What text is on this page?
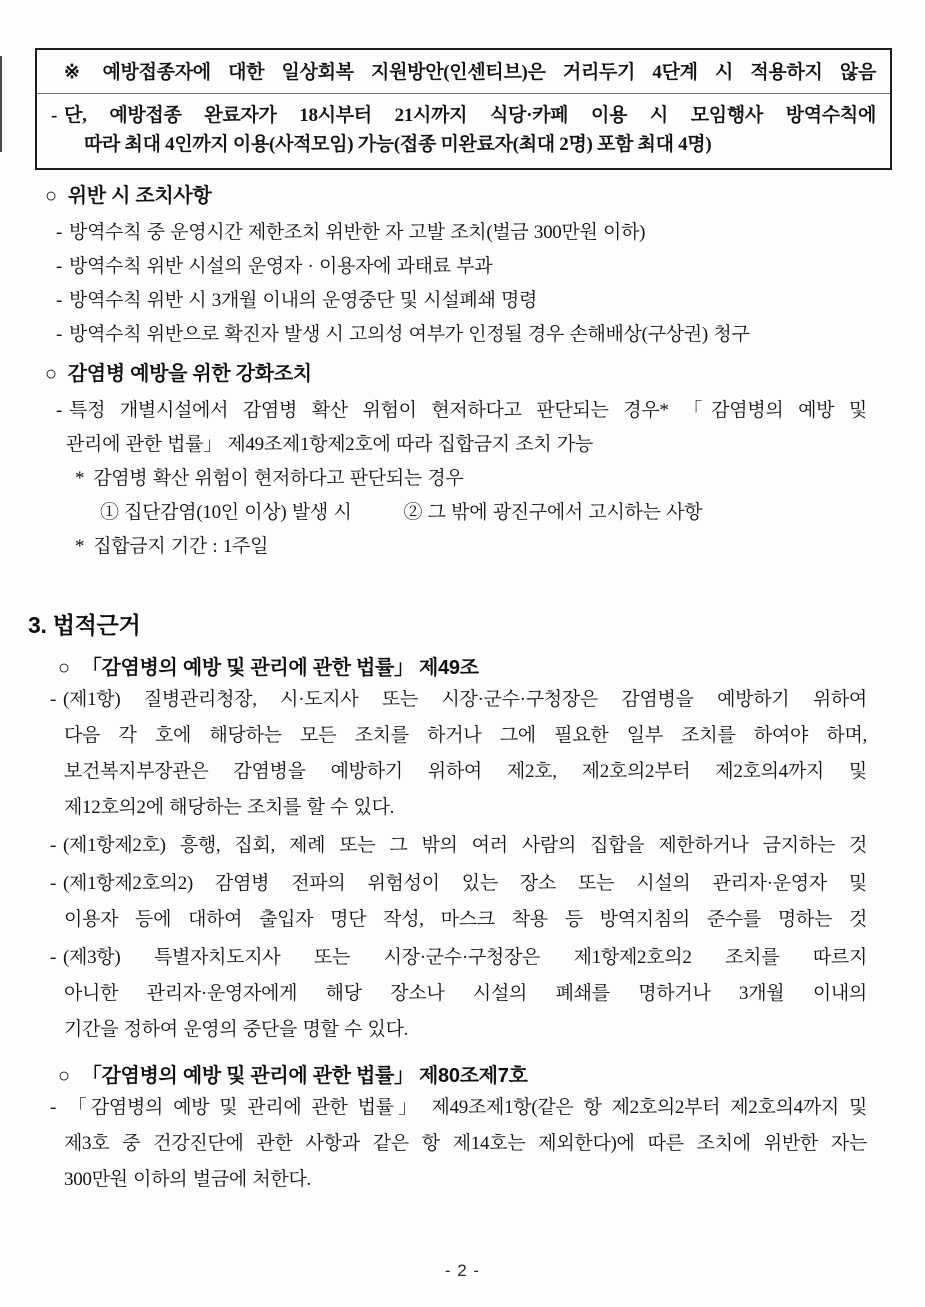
※ 예방접종자에 대한 일상회복 지원방안(인센티브)은 거리두기 4단계 시 적용하지 않음
- 단, 예방접종 완료자가 18시부터 21시까지 식당·카페 이용 시 모임행사 방역수칙에
따라 최대 4인까지 이용(사적모임) 가능(접종 미완료자(최대 2명) 포함 최대 4명)
○ 위반 시 조치사항
- 방역수칙 중 운영시간 제한조치 위반한 자 고발 조치(벌금 300만원 이하)
- 방역수칙 위반 시설의 운영자 · 이용자에 과태료 부과
- 방역수칙 위반 시 3개월 이내의 운영중단 및 시설폐쇄 명령
- 방역수칙 위반으로 확진자 발생 시 고의성 여부가 인정될 경우 손해배상(구상권) 청구
○ 감염병 예방을 위한 강화조치
- 특정 개별시설에서 감염병 확산 위험이 현저하다고 판단되는 경우* 「감염병의 예방 및
관리에 관한 법률」 제49조제1항제2호에 따라 집합금지 조치 가능
* 감염병 확산 위험이 현저하다고 판단되는 경우
① 집단감염(10인 이상) 발생 시	② 그 밖에 광진구에서 고시하는 사항
* 집합금지 기간 : 1주일
3. 법적근거
○ 「감염병의 예방 및 관리에 관한 법률」 제49조
- (제1항) 질병관리청장, 시·도지사 또는 시장·군수·구청장은 감염병을 예방하기 위하여
다음 각 호에 해당하는 모든 조치를 하거나 그에 필요한 일부 조치를 하여야 하며,
보건복지부장관은 감염병을 예방하기 위하여 제2호, 제2호의2부터 제2호의4까지 및
제12호의2에 해당하는 조치를 할 수 있다.
- (제1항제2호) 흥행, 집회, 제례 또는 그 밖의 여러 사람의 집합을 제한하거나 금지하는 것
- (제1항제2호의2) 감염병 전파의 위험성이 있는 장소 또는 시설의 관리자·운영자 및
이용자 등에 대하여 출입자 명단 작성, 마스크 착용 등 방역지침의 준수를 명하는 것
- (제3항) 특별자치도지사 또는 시장·군수·구청장은 제1항제2호의2 조치를 따르지
아니한 관리자·운영자에게 해당 장소나 시설의 폐쇄를 명하거나 3개월 이내의
기간을 정하여 운영의 중단을 명할 수 있다.
○ 「감염병의 예방 및 관리에 관한 법률」 제80조제7호
- 「감염병의 예방 및 관리에 관한 법률」 제49조제1항(같은 항 제2호의2부터 제2호의4까지 및
제3호 중 건강진단에 관한 사항과 같은 항 제14호는 제외한다)에 따른 조치에 위반한 자는
300만원 이하의 벌금에 처한다.
- 2 -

Instruction ▸ Write out the full set of lines verbatim, without the pictures.

Correct response ▸
What text is on this page?
※ 예방접종자에 대한 일상회복 지원방안(인센티브)은 거리두기 4단계 시 적용하지 않음
- 단, 예방접종 완료자가 18시부터 21시까지 식당·카페 이용 시 모임행사 방역수칙에
따라 최대 4인까지 이용(사적모임) 가능(접종 미완료자(최대 2명) 포함 최대 4명)
○ 위반 시 조치사항
- 방역수칙 중 운영시간 제한조치 위반한 자 고발 조치(벌금 300만원 이하)
- 방역수칙 위반 시설의 운영자 · 이용자에 과태료 부과
- 방역수칙 위반 시 3개월 이내의 운영중단 및 시설폐쇄 명령
- 방역수칙 위반으로 확진자 발생 시 고의성 여부가 인정될 경우 손해배상(구상권) 청구
○ 감염병 예방을 위한 강화조치
- 특정 개별시설에서 감염병 확산 위험이 현저하다고 판단되는 경우* 「감염병의 예방 및
관리에 관한 법률」 제49조제1항제2호에 따라 집합금지 조치 가능
* 감염병 확산 위험이 현저하다고 판단되는 경우
① 집단감염(10인 이상) 발생 시	② 그 밖에 광진구에서 고시하는 사항
* 집합금지 기간 : 1주일
3. 법적근거
○ 「감염병의 예방 및 관리에 관한 법률」 제49조
- (제1항) 질병관리청장, 시·도지사 또는 시장·군수·구청장은 감염병을 예방하기 위하여
다음 각 호에 해당하는 모든 조치를 하거나 그에 필요한 일부 조치를 하여야 하며,
보건복지부장관은 감염병을 예방하기 위하여 제2호, 제2호의2부터 제2호의4까지 및
제12호의2에 해당하는 조치를 할 수 있다.
- (제1항제2호) 흥행, 집회, 제례 또는 그 밖의 여러 사람의 집합을 제한하거나 금지하는 것
- (제1항제2호의2) 감염병 전파의 위험성이 있는 장소 또는 시설의 관리자·운영자 및
이용자 등에 대하여 출입자 명단 작성, 마스크 착용 등 방역지침의 준수를 명하는 것
- (제3항) 특별자치도지사 또는 시장·군수·구청장은 제1항제2호의2 조치를 따르지
아니한 관리자·운영자에게 해당 장소나 시설의 폐쇄를 명하거나 3개월 이내의
기간을 정하여 운영의 중단을 명할 수 있다.
○ 「감염병의 예방 및 관리에 관한 법률」 제80조제7호
- 「감염병의 예방 및 관리에 관한 법률」 제49조제1항(같은 항 제2호의2부터 제2호의4까지 및
제3호 중 건강진단에 관한 사항과 같은 항 제14호는 제외한다)에 따른 조치에 위반한 자는
300만원 이하의 벌금에 처한다.
- 2 -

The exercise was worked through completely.